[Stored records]
-*-*-

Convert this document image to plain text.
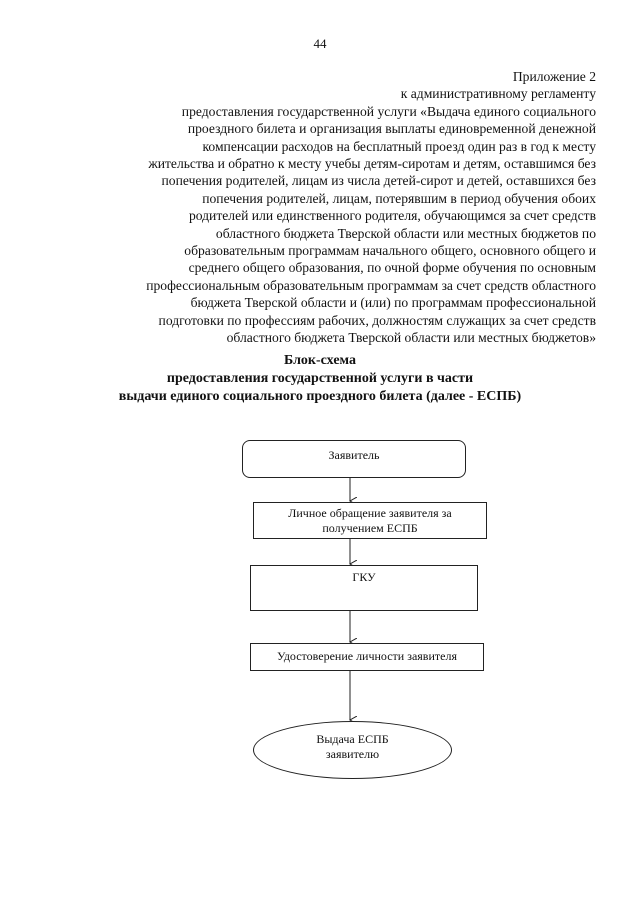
44
Приложение 2
к административному регламенту
предоставления государственной услуги «Выдача единого социального
проездного билета и организация выплаты единовременной денежной
компенсации расходов на бесплатный проезд один раз в год к месту
жительства и обратно к месту учебы детям-сиротам и детям, оставшимся без
попечения родителей, лицам из числа детей-сирот и детей, оставшихся без
попечения родителей, лицам, потерявшим в период обучения обоих
родителей или единственного родителя, обучающимся за счет средств
областного бюджета Тверской области или местных бюджетов по
образовательным программам начального общего, основного общего и
среднего общего образования, по очной форме обучения по основным
профессиональным образовательным программам за счет средств областного
бюджета Тверской области и (или) по программам профессиональной
подготовки по профессиям рабочих, должностям служащих за счет средств
областного бюджета Тверской области или местных бюджетов»
Блок-схема
предоставления государственной услуги в части
выдачи единого социального проездного билета (далее - ЕСПБ)
Заявитель
Личное обращение заявителя за
получением ЕСПБ
ГКУ
Удостоверение личности заявителя
Выдача ЕСПБ
заявителю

-*-*-

Without including any pictures, print all of the material exactly as given.

Convert this document image to plain text.
44
Приложение 2
к административному регламенту
предоставления государственной услуги «Выдача единого социального
проездного билета и организация выплаты единовременной денежной
компенсации расходов на бесплатный проезд один раз в год к месту
жительства и обратно к месту учебы детям-сиротам и детям, оставшимся без
попечения родителей, лицам из числа детей-сирот и детей, оставшихся без
попечения родителей, лицам, потерявшим в период обучения обоих
родителей или единственного родителя, обучающимся за счет средств
областного бюджета Тверской области или местных бюджетов по
образовательным программам начального общего, основного общего и
среднего общего образования, по очной форме обучения по основным
профессиональным образовательным программам за счет средств областного
бюджета Тверской области и (или) по программам профессиональной
подготовки по профессиям рабочих, должностям служащих за счет средств
областного бюджета Тверской области или местных бюджетов»
Блок-схема
предоставления государственной услуги в части
выдачи единого социального проездного билета (далее - ЕСПБ)
Заявитель
Личное обращение заявителя за
получением ЕСПБ
ГКУ
Удостоверение личности заявителя
Выдача ЕСПБ
заявителю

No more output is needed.